LIST OF TASKS
A - From the Connecticut food insecurity passage below, copy out the text from "Update: The 2022" to "adults reported food insecurity.".
B - Answer these questions using the Connecticut food insecurity passage below:
(i) How many interviews did DataHaven and the Siena College Research Institute complete in August 2022?
(ii) What is the maximum margin of error of the 2022 survey?
(iii) What percentage of Connecticut adults reported food insecurity in 2021?
C - List every earlier point in time, before August 2022, at which the Connecticut food insecurity passage below says DataHaven measured the food insecurity rate.

PASSAGE PROVIDED
--- --- ---

Update: The 2022 statewide data crosstab is posted here.


The percentage of Connecticut adults who say they did not have enough money to buy food has nearly doubled during the past year, according to new data released today by DataHaven from its comprehensive statewide well-being survey. The rate of food insecurity as of August 2022, at 17 percent of adults, is higher than the rate measured by DataHaven in 2015, 2018, mid-2020, and 2021. In 2021, just 10 percent of Connecticut adults reported food insecurity.

In August 2022, DataHaven and the Siena College Research Institute completed 1,196 interviews of randomly-selected adults in every Connecticut town. Conducted on behalf of dozens of public and private partners throughout the state, the DataHaven Community Wellbeing Survey involves live cell phone and landline interviews, and results are statistically weighted with oversampling in hard-to-reach areas. The 2022 survey is the sixth such effort over the past decade by DataHaven, a non-profit research organization based in New Haven that regularly publishes granular, neighborhood-level information based on tens of thousands of in-depth interviews as well as other public data sources. The 2022 survey carries a maximum margin of error of 3.2 percent.

DataHaven released the preliminary set of data on changes in food insecurity from 2015 through August 2022 today, as well as results from a survey question about the impact of inflation on household spending habits. As with previous survey waves, the full survey contains questions on a wide range of topics such as economic security, health, safety, and quality of life. A full report and final dataset is expected to be published by DataHaven in early 2023.

In the 2022 survey, the overall food insecurity rate of 17 percent masks large differences across Connecticut by race, gender, age, income, disability, and other factors. For example, approximately 11 percent of white, 25 percent of Black, and 34 percent of Latino adults reported food insecurity in the past year. Rates varied from 13 percent among men to 20 percent among women, and from 14 percent among adults living without children to 23 percent among adults living with children. More than a quarter of young adults age 18 to 34 reported food insecurity.

DataHaven's findings on food insecurity mirror those of national studies. There has been a gradual rise in food insecurity almost every month since the end of 2021 among households living with children (Raifman, 2022). In particular, the increase in food insecurity coincides with the end of the Child Tax Credit (CTC), which provided large advance payments to nearly all U.S. families with dependent children (including those previously excluded from eligibility) each month beginning in July 2021 and ending in December 2021.

--- --- ---

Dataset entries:
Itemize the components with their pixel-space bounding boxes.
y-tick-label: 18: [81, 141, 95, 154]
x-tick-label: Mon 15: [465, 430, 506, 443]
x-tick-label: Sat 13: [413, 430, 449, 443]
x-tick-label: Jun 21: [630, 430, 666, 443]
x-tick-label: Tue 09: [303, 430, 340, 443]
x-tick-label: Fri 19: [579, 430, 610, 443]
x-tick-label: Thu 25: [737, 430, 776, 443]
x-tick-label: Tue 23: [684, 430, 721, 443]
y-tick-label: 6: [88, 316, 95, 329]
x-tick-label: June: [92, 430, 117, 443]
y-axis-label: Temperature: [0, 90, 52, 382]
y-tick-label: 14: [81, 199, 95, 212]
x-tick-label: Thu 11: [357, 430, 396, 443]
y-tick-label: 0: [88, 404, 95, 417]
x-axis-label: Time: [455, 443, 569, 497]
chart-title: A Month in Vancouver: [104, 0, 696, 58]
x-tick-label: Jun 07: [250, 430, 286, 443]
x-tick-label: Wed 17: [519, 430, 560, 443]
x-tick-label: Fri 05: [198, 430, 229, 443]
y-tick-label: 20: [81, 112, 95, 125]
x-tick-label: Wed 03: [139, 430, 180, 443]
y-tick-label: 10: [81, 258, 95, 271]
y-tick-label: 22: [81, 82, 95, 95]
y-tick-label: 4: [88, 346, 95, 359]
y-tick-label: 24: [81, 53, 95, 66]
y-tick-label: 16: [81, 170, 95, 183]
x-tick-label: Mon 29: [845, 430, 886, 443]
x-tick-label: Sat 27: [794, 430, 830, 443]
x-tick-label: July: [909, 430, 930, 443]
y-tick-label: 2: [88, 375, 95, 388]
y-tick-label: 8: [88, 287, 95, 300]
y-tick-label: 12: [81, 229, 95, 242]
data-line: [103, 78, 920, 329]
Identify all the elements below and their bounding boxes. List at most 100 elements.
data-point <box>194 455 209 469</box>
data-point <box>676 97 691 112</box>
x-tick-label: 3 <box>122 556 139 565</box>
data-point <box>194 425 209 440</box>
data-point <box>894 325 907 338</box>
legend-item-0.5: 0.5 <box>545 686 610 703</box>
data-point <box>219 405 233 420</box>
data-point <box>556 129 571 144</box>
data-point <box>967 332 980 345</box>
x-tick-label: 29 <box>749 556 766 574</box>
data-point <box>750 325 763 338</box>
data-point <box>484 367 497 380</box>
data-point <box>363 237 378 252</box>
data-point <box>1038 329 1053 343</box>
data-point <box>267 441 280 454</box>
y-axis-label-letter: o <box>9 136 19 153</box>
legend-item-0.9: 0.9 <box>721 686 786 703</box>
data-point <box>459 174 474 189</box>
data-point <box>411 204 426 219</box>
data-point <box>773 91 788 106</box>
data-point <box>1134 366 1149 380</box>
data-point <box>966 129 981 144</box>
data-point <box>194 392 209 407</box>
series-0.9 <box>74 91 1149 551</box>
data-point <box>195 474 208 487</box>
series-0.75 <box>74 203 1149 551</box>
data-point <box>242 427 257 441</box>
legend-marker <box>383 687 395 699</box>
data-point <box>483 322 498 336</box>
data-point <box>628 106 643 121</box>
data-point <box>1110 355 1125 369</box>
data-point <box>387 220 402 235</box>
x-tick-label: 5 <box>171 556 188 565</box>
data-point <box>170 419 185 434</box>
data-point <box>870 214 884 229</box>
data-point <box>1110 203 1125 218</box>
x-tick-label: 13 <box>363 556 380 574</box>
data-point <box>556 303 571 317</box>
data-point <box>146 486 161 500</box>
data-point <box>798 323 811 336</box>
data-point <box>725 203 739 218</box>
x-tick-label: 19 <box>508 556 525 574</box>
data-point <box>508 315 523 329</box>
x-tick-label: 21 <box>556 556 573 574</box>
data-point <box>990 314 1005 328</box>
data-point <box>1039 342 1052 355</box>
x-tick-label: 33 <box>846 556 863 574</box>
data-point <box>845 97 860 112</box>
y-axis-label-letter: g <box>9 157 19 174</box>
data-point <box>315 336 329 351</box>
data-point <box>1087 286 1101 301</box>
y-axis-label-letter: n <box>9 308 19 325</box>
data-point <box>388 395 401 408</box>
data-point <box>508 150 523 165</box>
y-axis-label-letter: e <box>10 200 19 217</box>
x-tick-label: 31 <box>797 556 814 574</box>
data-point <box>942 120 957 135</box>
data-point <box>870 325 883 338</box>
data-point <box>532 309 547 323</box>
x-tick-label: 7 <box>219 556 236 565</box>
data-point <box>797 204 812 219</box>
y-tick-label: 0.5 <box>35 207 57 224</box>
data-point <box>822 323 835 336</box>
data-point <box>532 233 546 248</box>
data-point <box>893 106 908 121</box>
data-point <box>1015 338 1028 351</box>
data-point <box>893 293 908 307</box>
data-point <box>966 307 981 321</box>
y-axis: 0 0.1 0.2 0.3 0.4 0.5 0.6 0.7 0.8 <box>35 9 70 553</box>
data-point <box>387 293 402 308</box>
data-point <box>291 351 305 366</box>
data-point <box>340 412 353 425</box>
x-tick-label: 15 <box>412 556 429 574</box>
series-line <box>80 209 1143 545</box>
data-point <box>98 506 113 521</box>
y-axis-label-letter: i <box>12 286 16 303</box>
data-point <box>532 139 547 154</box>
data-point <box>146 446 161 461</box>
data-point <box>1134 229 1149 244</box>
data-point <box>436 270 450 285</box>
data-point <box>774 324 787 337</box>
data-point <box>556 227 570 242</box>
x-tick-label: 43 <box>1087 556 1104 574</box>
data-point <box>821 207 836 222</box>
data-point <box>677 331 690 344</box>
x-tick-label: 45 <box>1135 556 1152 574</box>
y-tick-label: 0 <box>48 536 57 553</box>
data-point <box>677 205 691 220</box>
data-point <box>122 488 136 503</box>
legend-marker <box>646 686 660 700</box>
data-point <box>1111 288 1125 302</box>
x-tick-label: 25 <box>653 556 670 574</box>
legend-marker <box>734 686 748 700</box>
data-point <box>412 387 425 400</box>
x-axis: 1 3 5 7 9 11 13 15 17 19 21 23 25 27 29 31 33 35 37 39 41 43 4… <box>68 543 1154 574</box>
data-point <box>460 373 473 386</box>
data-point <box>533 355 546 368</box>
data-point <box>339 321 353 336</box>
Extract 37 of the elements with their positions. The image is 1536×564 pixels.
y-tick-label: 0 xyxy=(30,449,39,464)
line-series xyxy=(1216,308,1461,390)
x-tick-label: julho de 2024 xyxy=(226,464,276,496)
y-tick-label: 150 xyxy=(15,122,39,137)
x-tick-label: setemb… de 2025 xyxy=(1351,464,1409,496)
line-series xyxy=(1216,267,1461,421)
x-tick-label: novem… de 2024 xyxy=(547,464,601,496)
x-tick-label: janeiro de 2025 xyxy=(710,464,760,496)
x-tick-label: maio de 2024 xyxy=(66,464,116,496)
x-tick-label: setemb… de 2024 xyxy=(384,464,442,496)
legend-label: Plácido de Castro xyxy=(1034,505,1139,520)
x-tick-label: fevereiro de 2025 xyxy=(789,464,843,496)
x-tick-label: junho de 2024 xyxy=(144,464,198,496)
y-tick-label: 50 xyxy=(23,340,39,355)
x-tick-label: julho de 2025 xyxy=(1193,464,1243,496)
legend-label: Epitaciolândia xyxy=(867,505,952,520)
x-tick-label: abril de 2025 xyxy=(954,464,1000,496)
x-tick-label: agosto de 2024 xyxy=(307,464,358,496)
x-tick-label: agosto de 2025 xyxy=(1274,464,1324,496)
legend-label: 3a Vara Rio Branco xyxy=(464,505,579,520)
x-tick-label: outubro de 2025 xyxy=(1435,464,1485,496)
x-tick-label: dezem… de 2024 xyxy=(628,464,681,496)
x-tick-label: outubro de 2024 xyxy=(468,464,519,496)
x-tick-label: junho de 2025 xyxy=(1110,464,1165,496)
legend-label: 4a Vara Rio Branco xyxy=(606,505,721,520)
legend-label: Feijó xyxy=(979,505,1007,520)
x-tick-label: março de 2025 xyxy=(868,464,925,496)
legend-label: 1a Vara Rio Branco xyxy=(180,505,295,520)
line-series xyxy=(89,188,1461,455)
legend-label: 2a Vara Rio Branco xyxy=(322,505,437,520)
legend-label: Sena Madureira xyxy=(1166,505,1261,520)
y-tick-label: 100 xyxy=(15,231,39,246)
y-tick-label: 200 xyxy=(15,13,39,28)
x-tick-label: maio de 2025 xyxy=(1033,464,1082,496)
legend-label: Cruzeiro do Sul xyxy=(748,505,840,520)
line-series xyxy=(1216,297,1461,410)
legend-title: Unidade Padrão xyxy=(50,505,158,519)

--- --- ---

RESPONSES IN ORDER
A -
Update: The 2022 statewide data crosstab is posted here.


The percentage of Connecticut adults who say they did not have enough money to buy food has nearly doubled during the past year, according to new data released today by DataHaven from its comprehensive statewide well-being survey. The rate of food insecurity as of August 2022, at 17 percent of adults, is higher than the rate measured by DataHaven in 2015, 2018, mid-2020, and 2021. In 2021, just 10 percent of Connecticut adults reported food insecurity.

B -
(i) 1,196
(ii) 3.2 percent
(iii) 10 percent

C -
2015
2018
mid-2020
2021